Task description: What you return should match every record exactly, with the images removed.
Start
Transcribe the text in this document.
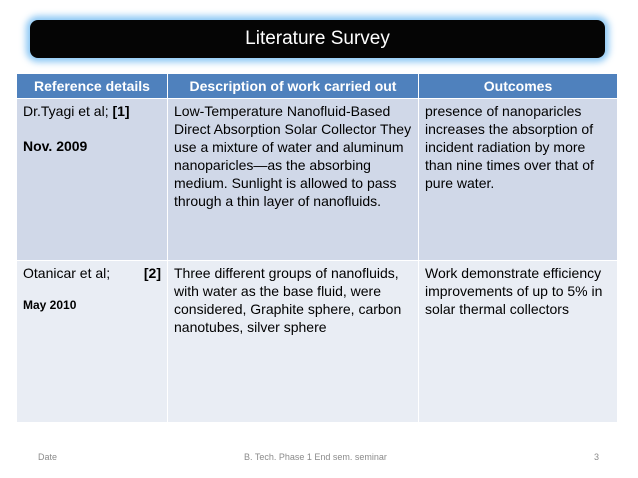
Literature Survey
Reference details	Description of work carried out	Outcomes

Dr.Tyagi et al; [1]
Nov. 2009	Low-Temperature Nanofluid-Based Direct Absorption Solar Collector They use a mixture of water and aluminum nanoparicles—as the absorbing medium. Sunlight is allowed to pass through a thin layer of nanofluids.	presence of nanoparicles increases the absorption of incident radiation by more than nine times over that of pure water.

Otanicar et al; [2]
May 2010	Three different groups of nanofluids, with water as the base fluid, were considered, Graphite sphere, carbon nanotubes, silver sphere	Work demonstrate efficiency improvements of up to 5% in solar thermal collectors
Date	B. Tech. Phase 1 End sem. seminar	3
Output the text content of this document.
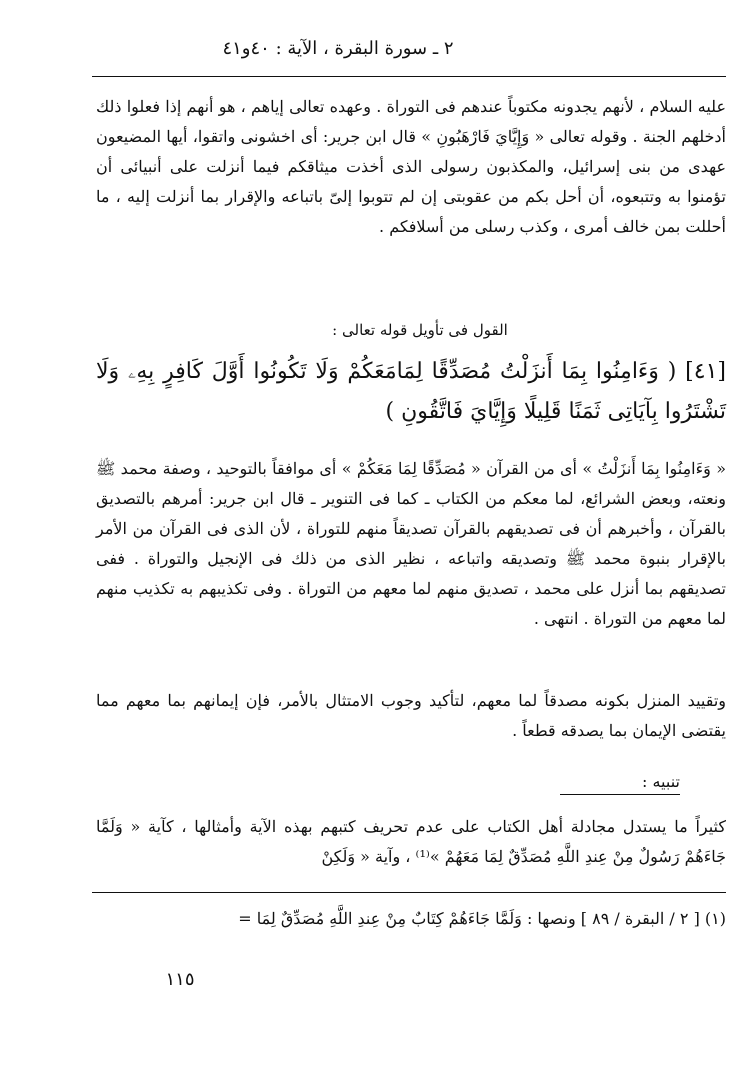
٢ ـ سورة البقرة ، الآية : ٤٠و٤١

عليه السلام ، لأنهم يجدونه مكتوباً عندهم فى التوراة . وعهده تعالى إياهم ، هو أنهم إذا فعلوا ذلك أدخلهم الجنة . وقوله تعالى « وَإِيَّايَ فَارْهَبُونِ » قال ابن جرير: أى اخشونى واتقوا، أيها المضيعون عهدى من بنى إسرائيل، والمكذبون رسولى الذى أخذت ميثاقكم فيما أنزلت على أنبيائى أن تؤمنوا به وتتبعوه، أن أحل بكم من عقوبتى إن لم تتوبوا إلىّ باتباعه والإقرار بما أنزلت إليه ، ما أحللت بمن خالف أمرى ، وكذب رسلى من أسلافكم .

القول فى تأويل قوله تعالى :

[٤١] ( وَءَامِنُوا بِمَا أَنزَلْتُ مُصَدِّقًا لِمَامَعَكُمْ وَلَا تَكُونُوا أَوَّلَ كَافِرٍ بِهِۦ وَلَا تَشْتَرُوا بِآيَاتِى ثَمَنًا قَلِيلًا وَإِيَّايَ فَاتَّقُونِ )

« وَءَامِنُوا بِمَا أَنزَلْتُ » أى من القرآن « مُصَدِّقًا لِمَا مَعَكُمْ » أى موافقاً بالتوحيد ، وصفة محمد ﷺ ونعته، وبعض الشرائع، لما معكم من الكتاب ـ كما فى التنوير ـ قال ابن جرير: أمرهم بالتصديق بالقرآن ، وأخبرهم أن فى تصديقهم بالقرآن تصديقاً منهم للتوراة ، لأن الذى فى القرآن من الأمر بالإقرار بنبوة محمد ﷺ وتصديقه واتباعه ، نظير الذى من ذلك فى الإنجيل والتوراة . ففى تصديقهم بما أنزل على محمد ، تصديق منهم لما معهم من التوراة . وفى تكذيبهم به تكذيب منهم لما معهم من التوراة . انتهى .

وتقييد المنزل بكونه مصدقاً لما معهم، لتأكيد وجوب الامتثال بالأمر، فإن إيمانهم بما معهم مما يقتضى الإيمان بما يصدقه قطعاً .

تنبيه :

كثيراً ما يستدل مجادلة أهل الكتاب على عدم تحريف كتبهم بهذه الآية وأمثالها ، كآية « وَلَمَّا جَاءَهُمْ رَسُولٌ مِنْ عِندِ اللَّهِ مُصَدِّقٌ لِمَا مَعَهُمْ »⁽¹⁾ ، وآية « وَلَكِنْ

(١) [ ٢ / البقرة / ٨٩ ] ونصها : وَلَمَّا جَاءَهُمْ كِتَابٌ مِنْ عِندِ اللَّهِ مُصَدِّقٌ لِمَا =

١١٥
End
Exercise solution:
Transcribe the text in this document.
Literature Survey
Reference details	Description of work carried out	Outcomes

Dr.Tyagi et al; [1]
Nov. 2009	Low-Temperature Nanofluid-Based Direct Absorption Solar Collector They use a mixture of water and aluminum nanoparicles—as the absorbing medium. Sunlight is allowed to pass through a thin layer of nanofluids.	presence of nanoparicles increases the absorption of incident radiation by more than nine times over that of pure water.

Otanicar et al; [2]
May 2010	Three different groups of nanofluids, with water as the base fluid, were considered, Graphite sphere, carbon nanotubes, silver sphere	Work demonstrate efficiency improvements of up to 5% in solar thermal collectors
Date	B. Tech. Phase 1 End sem. seminar	3
Output the text content of this document.
٢ ـ سورة البقرة ، الآية : ٤٠و٤١

عليه السلام ، لأنهم يجدونه مكتوباً عندهم فى التوراة . وعهده تعالى إياهم ، هو أنهم إذا فعلوا ذلك أدخلهم الجنة . وقوله تعالى « وَإِيَّايَ فَارْهَبُونِ » قال ابن جرير: أى اخشونى واتقوا، أيها المضيعون عهدى من بنى إسرائيل، والمكذبون رسولى الذى أخذت ميثاقكم فيما أنزلت على أنبيائى أن تؤمنوا به وتتبعوه، أن أحل بكم من عقوبتى إن لم تتوبوا إلىّ باتباعه والإقرار بما أنزلت إليه ، ما أحللت بمن خالف أمرى ، وكذب رسلى من أسلافكم .

القول فى تأويل قوله تعالى :

[٤١] ( وَءَامِنُوا بِمَا أَنزَلْتُ مُصَدِّقًا لِمَامَعَكُمْ وَلَا تَكُونُوا أَوَّلَ كَافِرٍ بِهِۦ وَلَا تَشْتَرُوا بِآيَاتِى ثَمَنًا قَلِيلًا وَإِيَّايَ فَاتَّقُونِ )

« وَءَامِنُوا بِمَا أَنزَلْتُ » أى من القرآن « مُصَدِّقًا لِمَا مَعَكُمْ » أى موافقاً بالتوحيد ، وصفة محمد ﷺ ونعته، وبعض الشرائع، لما معكم من الكتاب ـ كما فى التنوير ـ قال ابن جرير: أمرهم بالتصديق بالقرآن ، وأخبرهم أن فى تصديقهم بالقرآن تصديقاً منهم للتوراة ، لأن الذى فى القرآن من الأمر بالإقرار بنبوة محمد ﷺ وتصديقه واتباعه ، نظير الذى من ذلك فى الإنجيل والتوراة . ففى تصديقهم بما أنزل على محمد ، تصديق منهم لما معهم من التوراة . وفى تكذيبهم به تكذيب منهم لما معهم من التوراة . انتهى .

وتقييد المنزل بكونه مصدقاً لما معهم، لتأكيد وجوب الامتثال بالأمر، فإن إيمانهم بما معهم مما يقتضى الإيمان بما يصدقه قطعاً .

تنبيه :

كثيراً ما يستدل مجادلة أهل الكتاب على عدم تحريف كتبهم بهذه الآية وأمثالها ، كآية « وَلَمَّا جَاءَهُمْ رَسُولٌ مِنْ عِندِ اللَّهِ مُصَدِّقٌ لِمَا مَعَهُمْ »⁽¹⁾ ، وآية « وَلَكِنْ

(١) [ ٢ / البقرة / ٨٩ ] ونصها : وَلَمَّا جَاءَهُمْ كِتَابٌ مِنْ عِندِ اللَّهِ مُصَدِّقٌ لِمَا =

١١٥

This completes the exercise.